Brano da leggere:
————

1 M. Ferraris, Postverità e altri enigmi, Il Mulino, 2017, p. 113

*

Ad un interlocutore che mi aveva inviato una serie di immagini «artistiche», ho posto la seguente domanda:

Cosa e come sarebbe la Gioconda oggi? Oggi, dopo la fine della rappresentazione? Ecco la risposta del 2005 di

 

 

Lucio Mayoor Tosi

 

Giorgio Linguaglossa

Lucio Mayoor Tosi, La Gioconda, 2005

 

caro Gino Rago,

hai messo un punto di chiarezza sul polittico, sulla sua funzione nella forma-poesia e sul significato «politico» di una tale forma. Il «polittico» mostra, indirettamente, la «opacità» della poesia di accademia. Confrontiamo un polittico con una poesia della tradizione e il risultato non potrà che essere eloquente.

————

Informazioni:
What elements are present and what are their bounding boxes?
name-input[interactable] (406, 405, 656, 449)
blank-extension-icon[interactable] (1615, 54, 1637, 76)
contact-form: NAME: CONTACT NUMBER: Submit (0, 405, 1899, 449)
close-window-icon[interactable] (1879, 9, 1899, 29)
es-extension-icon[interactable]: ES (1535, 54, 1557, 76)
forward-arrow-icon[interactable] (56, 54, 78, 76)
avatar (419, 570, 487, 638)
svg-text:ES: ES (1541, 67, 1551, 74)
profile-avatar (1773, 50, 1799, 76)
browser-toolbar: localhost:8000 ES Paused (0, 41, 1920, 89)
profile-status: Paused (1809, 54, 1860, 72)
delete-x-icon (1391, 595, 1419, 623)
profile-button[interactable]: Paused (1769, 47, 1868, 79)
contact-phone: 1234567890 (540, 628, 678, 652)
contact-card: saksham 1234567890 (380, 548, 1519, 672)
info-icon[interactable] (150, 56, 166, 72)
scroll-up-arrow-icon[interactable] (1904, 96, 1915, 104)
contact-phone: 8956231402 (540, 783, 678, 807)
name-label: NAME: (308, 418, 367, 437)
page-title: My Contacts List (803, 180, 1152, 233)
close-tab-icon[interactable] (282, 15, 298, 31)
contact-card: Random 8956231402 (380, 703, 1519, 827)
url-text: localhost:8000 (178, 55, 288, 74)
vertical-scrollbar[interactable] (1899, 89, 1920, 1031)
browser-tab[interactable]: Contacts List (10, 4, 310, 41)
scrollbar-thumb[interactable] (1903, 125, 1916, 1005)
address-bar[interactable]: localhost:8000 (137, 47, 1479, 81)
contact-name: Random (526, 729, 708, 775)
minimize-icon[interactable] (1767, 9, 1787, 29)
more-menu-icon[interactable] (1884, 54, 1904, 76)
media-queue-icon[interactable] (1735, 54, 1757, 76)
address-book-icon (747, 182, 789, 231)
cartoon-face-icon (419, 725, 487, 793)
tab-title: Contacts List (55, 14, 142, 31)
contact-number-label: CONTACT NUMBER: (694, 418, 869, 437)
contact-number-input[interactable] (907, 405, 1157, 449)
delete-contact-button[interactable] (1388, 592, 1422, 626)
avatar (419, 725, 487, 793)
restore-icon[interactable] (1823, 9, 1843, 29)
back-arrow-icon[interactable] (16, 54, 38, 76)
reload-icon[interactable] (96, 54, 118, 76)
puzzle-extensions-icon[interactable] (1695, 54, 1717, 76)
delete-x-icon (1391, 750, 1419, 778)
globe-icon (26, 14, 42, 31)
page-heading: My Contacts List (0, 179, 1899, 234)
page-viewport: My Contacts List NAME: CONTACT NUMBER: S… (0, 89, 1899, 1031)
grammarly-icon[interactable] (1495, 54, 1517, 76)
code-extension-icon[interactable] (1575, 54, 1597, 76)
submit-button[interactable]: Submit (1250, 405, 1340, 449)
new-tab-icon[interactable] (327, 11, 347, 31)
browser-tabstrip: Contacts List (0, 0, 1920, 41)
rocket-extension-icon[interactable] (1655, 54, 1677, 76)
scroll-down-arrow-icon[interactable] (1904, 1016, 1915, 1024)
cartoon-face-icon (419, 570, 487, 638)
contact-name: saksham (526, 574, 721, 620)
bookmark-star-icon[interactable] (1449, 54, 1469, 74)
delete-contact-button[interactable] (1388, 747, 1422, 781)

————

Attività da svolgere:
a - Indica se le affermazioni (i), (ii) e (iii) concordano con il brano sul polittico. Per ciascuna rispondi sì o no e cita le parole del brano che lo stabiliscono. (i) Il polittico mostra direttamente l'opacità della poesia di accademia. (ii) Chi scrive si rivolge a Gino Rago. (iii) La domanda posta all'interlocutore riguarda la Gioconda oggi.
b - Porta avanti, per favore, il brano sul polittico a partire dalla sua ultima frase.

Risposte agli esercizi:
a -
(i) No: «Il «polittico» mostra, indirettamente, la «opacità» della poesia di accademia.»
(ii) Sì: «caro Gino Rago,»
(iii) Sì: «Cosa e come sarebbe la Gioconda oggi?»

b -
Il punto centrale del libro di Giorgio Agamben, Ontologia e politica, a cura di Valeria Bonacci, Quodlibet, 2019, pp. 576 €. 26,00, verte sulla «impossibilità di parlare».

Che cosa significa «impossibilità di parlare»? Significa, secondo Agamben, che il linguaggio è qualcosa che eccede costantemente i soggetti che lo parlano: gli esseri umani nascono in-fanti (non-parlanti), e devono poi apprendere il linguaggio fino ad una certa età, un linguaggio che evidentemente non hanno creato loro ma che ereditano dalla tradizione culturale in cui sono nati. Questo significa che l’atto di dire «io», di parlare e situarsi nel linguaggio, racchiude qualcosa di paradossale. Il soggetto del linguaggio può essere tale, infatti, solo costituendosi in un’insanabile frattura: quella fra la propria (presupposta) singolarità che resta indicibile e il linguaggio che si presenta come una grammatica di regole astratte che vengono apprese con fatica.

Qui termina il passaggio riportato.